*What you will do*: Each line of the records is to be copied verbatim.

*Materials provided*:
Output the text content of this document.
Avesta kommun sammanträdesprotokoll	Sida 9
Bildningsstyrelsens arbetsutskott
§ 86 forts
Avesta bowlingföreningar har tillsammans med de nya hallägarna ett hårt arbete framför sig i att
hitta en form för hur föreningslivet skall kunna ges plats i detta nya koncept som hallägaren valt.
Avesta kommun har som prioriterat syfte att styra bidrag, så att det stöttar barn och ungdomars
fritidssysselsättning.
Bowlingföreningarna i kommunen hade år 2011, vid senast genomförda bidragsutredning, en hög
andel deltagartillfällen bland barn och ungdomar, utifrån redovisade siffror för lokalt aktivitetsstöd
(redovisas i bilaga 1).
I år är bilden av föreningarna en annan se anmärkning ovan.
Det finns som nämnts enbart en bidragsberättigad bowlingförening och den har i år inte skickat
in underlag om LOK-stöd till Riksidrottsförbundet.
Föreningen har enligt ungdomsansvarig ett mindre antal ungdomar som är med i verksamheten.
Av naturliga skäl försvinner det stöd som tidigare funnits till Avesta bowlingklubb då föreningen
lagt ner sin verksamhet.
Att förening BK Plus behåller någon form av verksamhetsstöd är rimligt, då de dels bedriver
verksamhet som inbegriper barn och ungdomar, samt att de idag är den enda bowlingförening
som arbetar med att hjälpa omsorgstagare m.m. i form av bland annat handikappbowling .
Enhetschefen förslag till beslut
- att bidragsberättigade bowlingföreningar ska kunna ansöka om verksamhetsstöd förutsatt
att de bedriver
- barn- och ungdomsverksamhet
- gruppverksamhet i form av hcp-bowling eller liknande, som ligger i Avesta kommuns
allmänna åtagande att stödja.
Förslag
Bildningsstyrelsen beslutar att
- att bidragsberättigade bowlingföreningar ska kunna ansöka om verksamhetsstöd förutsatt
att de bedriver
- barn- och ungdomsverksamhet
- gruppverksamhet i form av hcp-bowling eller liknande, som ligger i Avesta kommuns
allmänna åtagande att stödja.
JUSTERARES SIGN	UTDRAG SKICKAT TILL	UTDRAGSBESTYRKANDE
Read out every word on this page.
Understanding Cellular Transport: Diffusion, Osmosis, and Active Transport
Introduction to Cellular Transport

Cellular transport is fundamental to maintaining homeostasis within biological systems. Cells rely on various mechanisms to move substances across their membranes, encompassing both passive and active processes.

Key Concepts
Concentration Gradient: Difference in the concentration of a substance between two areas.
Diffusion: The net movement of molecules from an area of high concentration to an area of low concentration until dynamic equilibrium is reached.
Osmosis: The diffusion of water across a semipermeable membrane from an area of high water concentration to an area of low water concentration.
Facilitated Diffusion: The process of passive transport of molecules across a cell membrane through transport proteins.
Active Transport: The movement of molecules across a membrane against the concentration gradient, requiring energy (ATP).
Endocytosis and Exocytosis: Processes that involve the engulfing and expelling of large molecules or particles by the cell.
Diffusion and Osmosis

*Answer to this task*:
Output the text content of this document.
Avesta kommun sammanträdesprotokoll	Sida 9
Bildningsstyrelsens arbetsutskott
§ 86 forts
Avesta bowlingföreningar har tillsammans med de nya hallägarna ett hårt arbete framför sig i att
hitta en form för hur föreningslivet skall kunna ges plats i detta nya koncept som hallägaren valt.
Avesta kommun har som prioriterat syfte att styra bidrag, så att det stöttar barn och ungdomars
fritidssysselsättning.
Bowlingföreningarna i kommunen hade år 2011, vid senast genomförda bidragsutredning, en hög
andel deltagartillfällen bland barn och ungdomar, utifrån redovisade siffror för lokalt aktivitetsstöd
(redovisas i bilaga 1).
I år är bilden av föreningarna en annan se anmärkning ovan.
Det finns som nämnts enbart en bidragsberättigad bowlingförening och den har i år inte skickat
in underlag om LOK-stöd till Riksidrottsförbundet.
Föreningen har enligt ungdomsansvarig ett mindre antal ungdomar som är med i verksamheten.
Av naturliga skäl försvinner det stöd som tidigare funnits till Avesta bowlingklubb då föreningen
lagt ner sin verksamhet.
Att förening BK Plus behåller någon form av verksamhetsstöd är rimligt, då de dels bedriver
verksamhet som inbegriper barn och ungdomar, samt att de idag är den enda bowlingförening
som arbetar med att hjälpa omsorgstagare m.m. i form av bland annat handikappbowling .
Enhetschefen förslag till beslut
- att bidragsberättigade bowlingföreningar ska kunna ansöka om verksamhetsstöd förutsatt
att de bedriver
- barn- och ungdomsverksamhet
- gruppverksamhet i form av hcp-bowling eller liknande, som ligger i Avesta kommuns
allmänna åtagande att stödja.
Förslag
Bildningsstyrelsen beslutar att
- att bidragsberättigade bowlingföreningar ska kunna ansöka om verksamhetsstöd förutsatt
att de bedriver
- barn- och ungdomsverksamhet
- gruppverksamhet i form av hcp-bowling eller liknande, som ligger i Avesta kommuns
allmänna åtagande att stödja.
JUSTERARES SIGN	UTDRAG SKICKAT TILL	UTDRAGSBESTYRKANDE
Read out every word on this page.
Understanding Cellular Transport: Diffusion, Osmosis, and Active Transport
Introduction to Cellular Transport

Cellular transport is fundamental to maintaining homeostasis within biological systems. Cells rely on various mechanisms to move substances across their membranes, encompassing both passive and active processes.

Key Concepts
Concentration Gradient: Difference in the concentration of a substance between two areas.
Diffusion: The net movement of molecules from an area of high concentration to an area of low concentration until dynamic equilibrium is reached.
Osmosis: The diffusion of water across a semipermeable membrane from an area of high water concentration to an area of low water concentration.
Facilitated Diffusion: The process of passive transport of molecules across a cell membrane through transport proteins.
Active Transport: The movement of molecules across a membrane against the concentration gradient, requiring energy (ATP).
Endocytosis and Exocytosis: Processes that involve the engulfing and expelling of large molecules or particles by the cell.
Diffusion and Osmosis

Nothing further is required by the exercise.